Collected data
::::

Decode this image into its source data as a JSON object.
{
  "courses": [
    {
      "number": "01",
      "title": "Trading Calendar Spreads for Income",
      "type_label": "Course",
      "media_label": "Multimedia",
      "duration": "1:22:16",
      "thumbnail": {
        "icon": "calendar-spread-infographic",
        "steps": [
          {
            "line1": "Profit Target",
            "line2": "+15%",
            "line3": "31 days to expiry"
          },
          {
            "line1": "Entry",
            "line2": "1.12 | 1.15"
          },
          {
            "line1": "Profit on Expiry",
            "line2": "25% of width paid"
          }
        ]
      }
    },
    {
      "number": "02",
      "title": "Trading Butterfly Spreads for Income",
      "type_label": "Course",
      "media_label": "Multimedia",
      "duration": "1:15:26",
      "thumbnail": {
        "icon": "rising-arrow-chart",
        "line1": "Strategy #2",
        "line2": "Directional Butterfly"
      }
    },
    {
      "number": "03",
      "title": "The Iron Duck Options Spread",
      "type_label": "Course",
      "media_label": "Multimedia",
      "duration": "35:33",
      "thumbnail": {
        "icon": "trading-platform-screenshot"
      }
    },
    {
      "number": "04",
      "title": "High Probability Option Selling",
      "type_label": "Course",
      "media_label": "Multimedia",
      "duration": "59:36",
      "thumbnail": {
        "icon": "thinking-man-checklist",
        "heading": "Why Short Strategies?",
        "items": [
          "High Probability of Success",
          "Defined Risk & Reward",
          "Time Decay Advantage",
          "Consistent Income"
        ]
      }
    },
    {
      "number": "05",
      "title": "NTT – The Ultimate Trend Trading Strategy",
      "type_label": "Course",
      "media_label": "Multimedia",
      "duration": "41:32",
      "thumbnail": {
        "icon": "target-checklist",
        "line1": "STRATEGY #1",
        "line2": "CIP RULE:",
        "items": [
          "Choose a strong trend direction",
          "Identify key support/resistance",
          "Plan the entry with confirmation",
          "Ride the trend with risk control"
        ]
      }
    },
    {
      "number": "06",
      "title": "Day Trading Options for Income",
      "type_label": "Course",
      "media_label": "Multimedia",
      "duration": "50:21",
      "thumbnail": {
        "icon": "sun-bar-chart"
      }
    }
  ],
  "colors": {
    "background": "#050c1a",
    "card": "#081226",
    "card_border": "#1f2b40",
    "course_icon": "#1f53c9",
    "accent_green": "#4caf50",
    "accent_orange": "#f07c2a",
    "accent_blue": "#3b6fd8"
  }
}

::::

Locate all lines in the listing above with the word "Spreads" and copy them.

      "title": "Trading Calendar Spreads for Income",
      "title": "Trading Butterfly Spreads for Income",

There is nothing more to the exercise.